Output every entry exactly as written, skipping any pictures.

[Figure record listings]
▬▬▬▬▬▬
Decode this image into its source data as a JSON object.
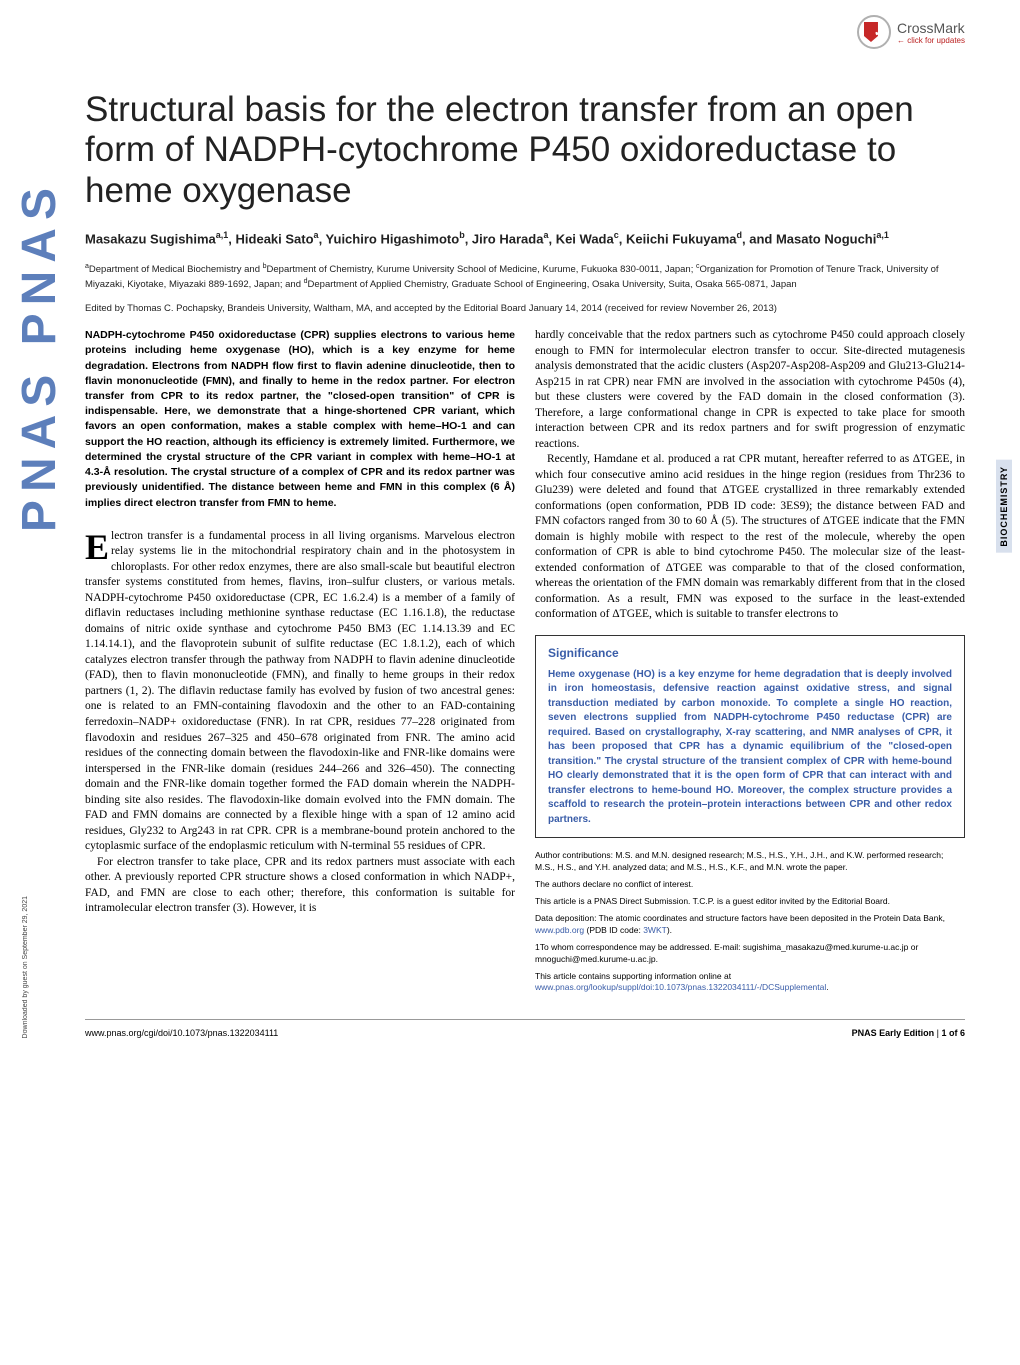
{
  "crossmark": {
    "label": "CrossMark",
    "sub": "← click for updates"
  },
  "title": "Structural basis for the electron transfer from an open form of NADPH-cytochrome P450 oxidoreductase to heme oxygenase",
  "authors": "Masakazu Sugishimaa,1, Hideaki Satoa, Yuichiro Higashimotob, Jiro Haradaa, Kei Wadac, Keiichi Fukuyamad, and Masato Noguchia,1",
  "affiliations": "aDepartment of Medical Biochemistry and bDepartment of Chemistry, Kurume University School of Medicine, Kurume, Fukuoka 830-0011, Japan; cOrganization for Promotion of Tenure Track, University of Miyazaki, Kiyotake, Miyazaki 889-1692, Japan; and dDepartment of Applied Chemistry, Graduate School of Engineering, Osaka University, Suita, Osaka 565-0871, Japan",
  "edited": "Edited by Thomas C. Pochapsky, Brandeis University, Waltham, MA, and accepted by the Editorial Board January 14, 2014 (received for review November 26, 2013)",
  "abstract": "NADPH-cytochrome P450 oxidoreductase (CPR) supplies electrons to various heme proteins including heme oxygenase (HO), which is a key enzyme for heme degradation. Electrons from NADPH flow first to flavin adenine dinucleotide, then to flavin mononucleotide (FMN), and finally to heme in the redox partner. For electron transfer from CPR to its redox partner, the \"closed-open transition\" of CPR is indispensable. Here, we demonstrate that a hinge-shortened CPR variant, which favors an open conformation, makes a stable complex with heme–HO-1 and can support the HO reaction, although its efficiency is extremely limited. Furthermore, we determined the crystal structure of the CPR variant in complex with heme–HO-1 at 4.3-Å resolution. The crystal structure of a complex of CPR and its redox partner was previously unidentified. The distance between heme and FMN in this complex (6 Å) implies direct electron transfer from FMN to heme.",
  "col1": {
    "p1a": "lectron transfer is a fundamental process in all living organisms. Marvelous electron relay systems lie in the mitochondrial respiratory chain and in the photosystem in chloroplasts. For other redox enzymes, there are also small-scale but beautiful electron transfer systems constituted from hemes, flavins, iron–sulfur clusters, or various metals. NADPH-cytochrome P450 oxidoreductase (CPR, EC 1.6.2.4) is a member of a family of diflavin reductases including methionine synthase reductase (EC 1.16.1.8), the reductase domains of nitric oxide synthase and cytochrome P450 BM3 (EC 1.14.13.39 and EC 1.14.14.1), and the flavoprotein subunit of sulfite reductase (EC 1.8.1.2), each of which catalyzes electron transfer through the pathway from NADPH to flavin adenine dinucleotide (FAD), then to flavin mononucleotide (FMN), and finally to heme groups in their redox partners (1, 2). The diflavin reductase family has evolved by fusion of two ancestral genes: one is related to an FMN-containing flavodoxin and the other to an FAD-containing ferredoxin–NADP+ oxidoreductase (FNR). In rat CPR, residues 77–228 originated from flavodoxin and residues 267–325 and 450–678 originated from FNR. The amino acid residues of the connecting domain between the flavodoxin-like and FNR-like domains were interspersed in the FNR-like domain (residues 244–266 and 326–450). The connecting domain and the FNR-like domain together formed the FAD domain wherein the NADPH-binding site also resides. The flavodoxin-like domain evolved into the FMN domain. The FAD and FMN domains are connected by a flexible hinge with a span of 12 amino acid residues, Gly232 to Arg243 in rat CPR. CPR is a membrane-bound protein anchored to the cytoplasmic surface of the endoplasmic reticulum with N-terminal 55 residues of CPR.",
    "p2": "For electron transfer to take place, CPR and its redox partners must associate with each other. A previously reported CPR structure shows a closed conformation in which NADP+, FAD, and FMN are close to each other; therefore, this conformation is suitable for intramolecular electron transfer (3). However, it is"
  },
  "col2": {
    "p1": "hardly conceivable that the redox partners such as cytochrome P450 could approach closely enough to FMN for intermolecular electron transfer to occur. Site-directed mutagenesis analysis demonstrated that the acidic clusters (Asp207-Asp208-Asp209 and Glu213-Glu214-Asp215 in rat CPR) near FMN are involved in the association with cytochrome P450s (4), but these clusters were covered by the FAD domain in the closed conformation (3). Therefore, a large conformational change in CPR is expected to take place for smooth interaction between CPR and its redox partners and for swift progression of enzymatic reactions.",
    "p2": "Recently, Hamdane et al. produced a rat CPR mutant, hereafter referred to as ΔTGEE, in which four consecutive amino acid residues in the hinge region (residues from Thr236 to Glu239) were deleted and found that ΔTGEE crystallized in three remarkably extended conformations (open conformation, PDB ID code: 3ES9); the distance between FAD and FMN cofactors ranged from 30 to 60 Å (5). The structures of ΔTGEE indicate that the FMN domain is highly mobile with respect to the rest of the molecule, whereby the open conformation of CPR is able to bind cytochrome P450. The molecular size of the least-extended conformation of ΔTGEE was comparable to that of the closed conformation, whereas the orientation of the FMN domain was remarkably different from that in the closed conformation. As a result, FMN was exposed to the surface in the least-extended conformation of ΔTGEE, which is suitable to transfer electrons to"
  },
  "significance": {
    "title": "Significance",
    "body": "Heme oxygenase (HO) is a key enzyme for heme degradation that is deeply involved in iron homeostasis, defensive reaction against oxidative stress, and signal transduction mediated by carbon monoxide. To complete a single HO reaction, seven electrons supplied from NADPH-cytochrome P450 reductase (CPR) are required. Based on crystallography, X-ray scattering, and NMR analyses of CPR, it has been proposed that CPR has a dynamic equilibrium of the \"closed-open transition.\" The crystal structure of the transient complex of CPR with heme-bound HO clearly demonstrated that it is the open form of CPR that can interact with and transfer electrons to heme-bound HO. Moreover, the complex structure provides a scaffold to research the protein–protein interactions between CPR and other redox partners."
  },
  "footnotes": {
    "contrib": "Author contributions: M.S. and M.N. designed research; M.S., H.S., Y.H., J.H., and K.W. performed research; M.S., H.S., and Y.H. analyzed data; and M.S., H.S., K.F., and M.N. wrote the paper.",
    "conflict": "The authors declare no conflict of interest.",
    "direct": "This article is a PNAS Direct Submission. T.C.P. is a guest editor invited by the Editorial Board.",
    "deposit": "Data deposition: The atomic coordinates and structure factors have been deposited in the Protein Data Bank, ",
    "deposit_link": "www.pdb.org",
    "deposit_tail": " (PDB ID code: ",
    "deposit_code": "3WKT",
    "deposit_end": ").",
    "corr": "1To whom correspondence may be addressed. E-mail: sugishima_masakazu@med.kurume-u.ac.jp or mnoguchi@med.kurume-u.ac.jp.",
    "supp": "This article contains supporting information online at ",
    "supp_link": "www.pnas.org/lookup/suppl/doi:10.1073/pnas.1322034111/-/DCSupplemental",
    "supp_end": "."
  },
  "footer": {
    "doi": "www.pnas.org/cgi/doi/10.1073/pnas.1322034111",
    "page": "PNAS Early Edition | 1 of 6"
  },
  "sidebar": "BIOCHEMISTRY",
  "download": "Downloaded by guest on September 29, 2021",
  "pnas": "PNAS PNAS"
}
▬▬▬▬▬▬
EXERCISE SOLUTION:
Decode this image into its source data as a JSON object.
{
  "crossmark": {
    "label": "CrossMark",
    "sub": "← click for updates"
  },
  "title": "Structural basis for the electron transfer from an open form of NADPH-cytochrome P450 oxidoreductase to heme oxygenase",
  "authors": "Masakazu Sugishimaa,1, Hideaki Satoa, Yuichiro Higashimotob, Jiro Haradaa, Kei Wadac, Keiichi Fukuyamad, and Masato Noguchia,1",
  "affiliations": "aDepartment of Medical Biochemistry and bDepartment of Chemistry, Kurume University School of Medicine, Kurume, Fukuoka 830-0011, Japan; cOrganization for Promotion of Tenure Track, University of Miyazaki, Kiyotake, Miyazaki 889-1692, Japan; and dDepartment of Applied Chemistry, Graduate School of Engineering, Osaka University, Suita, Osaka 565-0871, Japan",
  "edited": "Edited by Thomas C. Pochapsky, Brandeis University, Waltham, MA, and accepted by the Editorial Board January 14, 2014 (received for review November 26, 2013)",
  "abstract": "NADPH-cytochrome P450 oxidoreductase (CPR) supplies electrons to various heme proteins including heme oxygenase (HO), which is a key enzyme for heme degradation. Electrons from NADPH flow first to flavin adenine dinucleotide, then to flavin mononucleotide (FMN), and finally to heme in the redox partner. For electron transfer from CPR to its redox partner, the \"closed-open transition\" of CPR is indispensable. Here, we demonstrate that a hinge-shortened CPR variant, which favors an open conformation, makes a stable complex with heme–HO-1 and can support the HO reaction, although its efficiency is extremely limited. Furthermore, we determined the crystal structure of the CPR variant in complex with heme–HO-1 at 4.3-Å resolution. The crystal structure of a complex of CPR and its redox partner was previously unidentified. The distance between heme and FMN in this complex (6 Å) implies direct electron transfer from FMN to heme.",
  "col1": {
    "p1a": "lectron transfer is a fundamental process in all living organisms. Marvelous electron relay systems lie in the mitochondrial respiratory chain and in the photosystem in chloroplasts. For other redox enzymes, there are also small-scale but beautiful electron transfer systems constituted from hemes, flavins, iron–sulfur clusters, or various metals. NADPH-cytochrome P450 oxidoreductase (CPR, EC 1.6.2.4) is a member of a family of diflavin reductases including methionine synthase reductase (EC 1.16.1.8), the reductase domains of nitric oxide synthase and cytochrome P450 BM3 (EC 1.14.13.39 and EC 1.14.14.1), and the flavoprotein subunit of sulfite reductase (EC 1.8.1.2), each of which catalyzes electron transfer through the pathway from NADPH to flavin adenine dinucleotide (FAD), then to flavin mononucleotide (FMN), and finally to heme groups in their redox partners (1, 2). The diflavin reductase family has evolved by fusion of two ancestral genes: one is related to an FMN-containing flavodoxin and the other to an FAD-containing ferredoxin–NADP+ oxidoreductase (FNR). In rat CPR, residues 77–228 originated from flavodoxin and residues 267–325 and 450–678 originated from FNR. The amino acid residues of the connecting domain between the flavodoxin-like and FNR-like domains were interspersed in the FNR-like domain (residues 244–266 and 326–450). The connecting domain and the FNR-like domain together formed the FAD domain wherein the NADPH-binding site also resides. The flavodoxin-like domain evolved into the FMN domain. The FAD and FMN domains are connected by a flexible hinge with a span of 12 amino acid residues, Gly232 to Arg243 in rat CPR. CPR is a membrane-bound protein anchored to the cytoplasmic surface of the endoplasmic reticulum with N-terminal 55 residues of CPR.",
    "p2": "For electron transfer to take place, CPR and its redox partners must associate with each other. A previously reported CPR structure shows a closed conformation in which NADP+, FAD, and FMN are close to each other; therefore, this conformation is suitable for intramolecular electron transfer (3). However, it is"
  },
  "col2": {
    "p1": "hardly conceivable that the redox partners such as cytochrome P450 could approach closely enough to FMN for intermolecular electron transfer to occur. Site-directed mutagenesis analysis demonstrated that the acidic clusters (Asp207-Asp208-Asp209 and Glu213-Glu214-Asp215 in rat CPR) near FMN are involved in the association with cytochrome P450s (4), but these clusters were covered by the FAD domain in the closed conformation (3). Therefore, a large conformational change in CPR is expected to take place for smooth interaction between CPR and its redox partners and for swift progression of enzymatic reactions.",
    "p2": "Recently, Hamdane et al. produced a rat CPR mutant, hereafter referred to as ΔTGEE, in which four consecutive amino acid residues in the hinge region (residues from Thr236 to Glu239) were deleted and found that ΔTGEE crystallized in three remarkably extended conformations (open conformation, PDB ID code: 3ES9); the distance between FAD and FMN cofactors ranged from 30 to 60 Å (5). The structures of ΔTGEE indicate that the FMN domain is highly mobile with respect to the rest of the molecule, whereby the open conformation of CPR is able to bind cytochrome P450. The molecular size of the least-extended conformation of ΔTGEE was comparable to that of the closed conformation, whereas the orientation of the FMN domain was remarkably different from that in the closed conformation. As a result, FMN was exposed to the surface in the least-extended conformation of ΔTGEE, which is suitable to transfer electrons to"
  },
  "significance": {
    "title": "Significance",
    "body": "Heme oxygenase (HO) is a key enzyme for heme degradation that is deeply involved in iron homeostasis, defensive reaction against oxidative stress, and signal transduction mediated by carbon monoxide. To complete a single HO reaction, seven electrons supplied from NADPH-cytochrome P450 reductase (CPR) are required. Based on crystallography, X-ray scattering, and NMR analyses of CPR, it has been proposed that CPR has a dynamic equilibrium of the \"closed-open transition.\" The crystal structure of the transient complex of CPR with heme-bound HO clearly demonstrated that it is the open form of CPR that can interact with and transfer electrons to heme-bound HO. Moreover, the complex structure provides a scaffold to research the protein–protein interactions between CPR and other redox partners."
  },
  "footnotes": {
    "contrib": "Author contributions: M.S. and M.N. designed research; M.S., H.S., Y.H., J.H., and K.W. performed research; M.S., H.S., and Y.H. analyzed data; and M.S., H.S., K.F., and M.N. wrote the paper.",
    "conflict": "The authors declare no conflict of interest.",
    "direct": "This article is a PNAS Direct Submission. T.C.P. is a guest editor invited by the Editorial Board.",
    "deposit": "Data deposition: The atomic coordinates and structure factors have been deposited in the Protein Data Bank, ",
    "deposit_link": "www.pdb.org",
    "deposit_tail": " (PDB ID code: ",
    "deposit_code": "3WKT",
    "deposit_end": ").",
    "corr": "1To whom correspondence may be addressed. E-mail: sugishima_masakazu@med.kurume-u.ac.jp or mnoguchi@med.kurume-u.ac.jp.",
    "supp": "This article contains supporting information online at ",
    "supp_link": "www.pnas.org/lookup/suppl/doi:10.1073/pnas.1322034111/-/DCSupplemental",
    "supp_end": "."
  },
  "footer": {
    "doi": "www.pnas.org/cgi/doi/10.1073/pnas.1322034111",
    "page": "PNAS Early Edition | 1 of 6"
  },
  "sidebar": "BIOCHEMISTRY",
  "download": "Downloaded by guest on September 29, 2021",
  "pnas": "PNAS PNAS"
}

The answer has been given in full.